OBJECTIVE – Go through the lines below. Copy those with "месяцев".

THE RECORDS –
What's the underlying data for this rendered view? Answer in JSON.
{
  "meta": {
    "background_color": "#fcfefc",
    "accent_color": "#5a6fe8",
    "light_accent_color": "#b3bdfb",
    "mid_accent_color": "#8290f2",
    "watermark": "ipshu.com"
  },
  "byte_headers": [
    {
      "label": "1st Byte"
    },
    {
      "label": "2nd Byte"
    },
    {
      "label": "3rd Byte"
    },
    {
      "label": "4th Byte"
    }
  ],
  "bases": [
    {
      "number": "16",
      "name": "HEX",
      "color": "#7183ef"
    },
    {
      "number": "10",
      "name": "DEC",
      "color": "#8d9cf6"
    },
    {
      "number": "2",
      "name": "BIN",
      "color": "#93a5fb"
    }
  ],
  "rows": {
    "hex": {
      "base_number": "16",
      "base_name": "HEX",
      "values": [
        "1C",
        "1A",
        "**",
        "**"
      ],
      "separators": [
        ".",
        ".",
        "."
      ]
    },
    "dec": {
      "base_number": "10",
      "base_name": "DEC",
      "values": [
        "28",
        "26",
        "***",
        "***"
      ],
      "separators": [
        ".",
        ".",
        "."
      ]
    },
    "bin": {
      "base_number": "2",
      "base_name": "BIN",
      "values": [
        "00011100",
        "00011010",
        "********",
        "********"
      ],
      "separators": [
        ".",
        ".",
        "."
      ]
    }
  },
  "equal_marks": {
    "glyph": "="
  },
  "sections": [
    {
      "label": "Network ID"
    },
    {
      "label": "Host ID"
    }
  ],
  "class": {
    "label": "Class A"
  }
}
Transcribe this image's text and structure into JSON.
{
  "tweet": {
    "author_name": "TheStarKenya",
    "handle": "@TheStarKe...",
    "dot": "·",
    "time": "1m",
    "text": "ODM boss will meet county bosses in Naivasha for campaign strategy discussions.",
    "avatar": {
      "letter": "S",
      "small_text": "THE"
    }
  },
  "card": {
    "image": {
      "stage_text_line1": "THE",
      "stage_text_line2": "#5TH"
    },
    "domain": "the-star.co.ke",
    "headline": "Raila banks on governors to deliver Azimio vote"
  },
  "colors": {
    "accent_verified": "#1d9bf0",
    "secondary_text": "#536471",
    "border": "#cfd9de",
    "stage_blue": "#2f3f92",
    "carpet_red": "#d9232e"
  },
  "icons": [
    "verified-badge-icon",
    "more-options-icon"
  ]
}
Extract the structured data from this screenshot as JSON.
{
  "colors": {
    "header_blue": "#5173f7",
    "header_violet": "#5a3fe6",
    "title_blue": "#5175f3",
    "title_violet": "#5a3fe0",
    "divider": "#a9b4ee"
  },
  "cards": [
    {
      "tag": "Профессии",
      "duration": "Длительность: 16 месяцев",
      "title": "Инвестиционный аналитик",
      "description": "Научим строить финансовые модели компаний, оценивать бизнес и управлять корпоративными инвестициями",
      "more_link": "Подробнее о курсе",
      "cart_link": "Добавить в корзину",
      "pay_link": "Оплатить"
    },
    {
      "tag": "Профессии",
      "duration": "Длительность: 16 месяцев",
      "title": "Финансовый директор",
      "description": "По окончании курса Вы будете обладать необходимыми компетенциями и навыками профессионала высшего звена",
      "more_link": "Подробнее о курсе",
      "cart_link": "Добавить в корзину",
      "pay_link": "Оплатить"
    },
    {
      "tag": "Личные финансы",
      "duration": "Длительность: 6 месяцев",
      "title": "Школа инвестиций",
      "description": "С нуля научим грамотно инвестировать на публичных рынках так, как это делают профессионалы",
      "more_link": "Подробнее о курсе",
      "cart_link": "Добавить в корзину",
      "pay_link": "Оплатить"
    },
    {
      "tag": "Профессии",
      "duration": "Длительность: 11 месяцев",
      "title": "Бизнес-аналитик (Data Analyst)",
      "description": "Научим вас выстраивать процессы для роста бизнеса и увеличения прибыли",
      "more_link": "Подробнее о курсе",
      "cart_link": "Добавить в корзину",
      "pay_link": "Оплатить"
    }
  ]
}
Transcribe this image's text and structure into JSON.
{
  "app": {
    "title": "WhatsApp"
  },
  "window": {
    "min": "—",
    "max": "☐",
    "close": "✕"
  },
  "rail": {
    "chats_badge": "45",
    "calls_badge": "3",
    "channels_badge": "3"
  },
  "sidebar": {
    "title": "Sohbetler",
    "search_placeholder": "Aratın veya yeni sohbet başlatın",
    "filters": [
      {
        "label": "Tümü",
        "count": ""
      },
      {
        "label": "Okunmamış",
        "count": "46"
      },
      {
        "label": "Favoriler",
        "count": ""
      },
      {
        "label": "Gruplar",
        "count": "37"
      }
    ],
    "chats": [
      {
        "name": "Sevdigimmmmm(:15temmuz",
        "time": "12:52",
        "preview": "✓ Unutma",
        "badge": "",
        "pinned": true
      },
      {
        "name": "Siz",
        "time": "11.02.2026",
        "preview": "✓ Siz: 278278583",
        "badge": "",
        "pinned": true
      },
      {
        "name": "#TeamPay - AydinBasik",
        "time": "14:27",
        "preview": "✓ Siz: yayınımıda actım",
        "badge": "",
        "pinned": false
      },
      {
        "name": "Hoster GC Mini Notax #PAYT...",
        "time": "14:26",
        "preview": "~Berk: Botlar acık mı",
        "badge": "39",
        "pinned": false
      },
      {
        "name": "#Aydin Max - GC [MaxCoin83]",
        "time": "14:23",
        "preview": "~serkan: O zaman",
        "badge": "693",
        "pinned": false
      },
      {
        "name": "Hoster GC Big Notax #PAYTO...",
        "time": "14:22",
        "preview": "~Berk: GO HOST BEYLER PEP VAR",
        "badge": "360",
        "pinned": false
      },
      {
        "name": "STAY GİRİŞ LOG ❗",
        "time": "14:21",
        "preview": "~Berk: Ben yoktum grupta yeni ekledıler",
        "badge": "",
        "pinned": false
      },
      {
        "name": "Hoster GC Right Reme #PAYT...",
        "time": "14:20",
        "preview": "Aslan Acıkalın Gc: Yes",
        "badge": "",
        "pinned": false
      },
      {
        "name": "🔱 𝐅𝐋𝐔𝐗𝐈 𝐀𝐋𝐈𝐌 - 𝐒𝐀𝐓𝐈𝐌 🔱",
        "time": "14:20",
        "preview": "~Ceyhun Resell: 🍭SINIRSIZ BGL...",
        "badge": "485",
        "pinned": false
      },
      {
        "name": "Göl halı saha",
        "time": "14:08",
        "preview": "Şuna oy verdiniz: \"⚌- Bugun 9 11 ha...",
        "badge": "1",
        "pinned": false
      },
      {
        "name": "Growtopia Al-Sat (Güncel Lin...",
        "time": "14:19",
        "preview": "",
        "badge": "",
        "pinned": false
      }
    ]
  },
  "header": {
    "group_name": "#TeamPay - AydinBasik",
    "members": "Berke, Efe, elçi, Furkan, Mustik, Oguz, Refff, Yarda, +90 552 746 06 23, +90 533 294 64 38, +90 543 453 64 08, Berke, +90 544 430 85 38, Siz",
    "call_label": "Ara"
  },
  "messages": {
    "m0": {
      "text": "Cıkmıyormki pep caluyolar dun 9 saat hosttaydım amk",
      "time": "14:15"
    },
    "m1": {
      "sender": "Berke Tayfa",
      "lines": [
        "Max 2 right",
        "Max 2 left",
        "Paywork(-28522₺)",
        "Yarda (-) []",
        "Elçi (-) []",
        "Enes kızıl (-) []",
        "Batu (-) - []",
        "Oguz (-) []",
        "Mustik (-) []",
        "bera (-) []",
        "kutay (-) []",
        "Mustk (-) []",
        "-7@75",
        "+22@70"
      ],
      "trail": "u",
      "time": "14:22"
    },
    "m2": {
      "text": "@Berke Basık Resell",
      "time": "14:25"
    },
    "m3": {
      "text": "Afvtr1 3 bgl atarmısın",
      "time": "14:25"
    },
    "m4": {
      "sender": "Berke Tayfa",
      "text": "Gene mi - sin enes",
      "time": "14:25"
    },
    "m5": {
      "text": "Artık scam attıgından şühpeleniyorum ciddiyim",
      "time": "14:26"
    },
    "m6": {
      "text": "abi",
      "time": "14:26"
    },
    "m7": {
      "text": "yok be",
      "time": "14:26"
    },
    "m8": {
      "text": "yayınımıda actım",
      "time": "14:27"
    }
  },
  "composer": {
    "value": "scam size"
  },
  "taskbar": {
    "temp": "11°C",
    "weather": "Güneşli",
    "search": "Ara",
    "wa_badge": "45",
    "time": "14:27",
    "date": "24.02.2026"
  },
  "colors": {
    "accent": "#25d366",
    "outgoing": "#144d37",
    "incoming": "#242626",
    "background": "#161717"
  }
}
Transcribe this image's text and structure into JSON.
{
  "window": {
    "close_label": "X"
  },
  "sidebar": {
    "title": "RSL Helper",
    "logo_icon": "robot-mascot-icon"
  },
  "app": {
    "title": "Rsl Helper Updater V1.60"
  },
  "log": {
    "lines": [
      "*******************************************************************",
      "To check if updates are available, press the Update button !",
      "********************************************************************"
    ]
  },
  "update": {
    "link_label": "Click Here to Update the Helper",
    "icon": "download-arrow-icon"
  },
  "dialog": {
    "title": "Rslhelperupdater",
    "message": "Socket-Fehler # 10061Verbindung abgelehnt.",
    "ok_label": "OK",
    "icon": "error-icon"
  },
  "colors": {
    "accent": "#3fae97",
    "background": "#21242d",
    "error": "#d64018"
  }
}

TASK OUTPUT –
      "duration": "Длительность: 16 месяцев",
      "duration": "Длительность: 16 месяцев",
      "duration": "Длительность: 6 месяцев",
      "duration": "Длительность: 11 месяцев",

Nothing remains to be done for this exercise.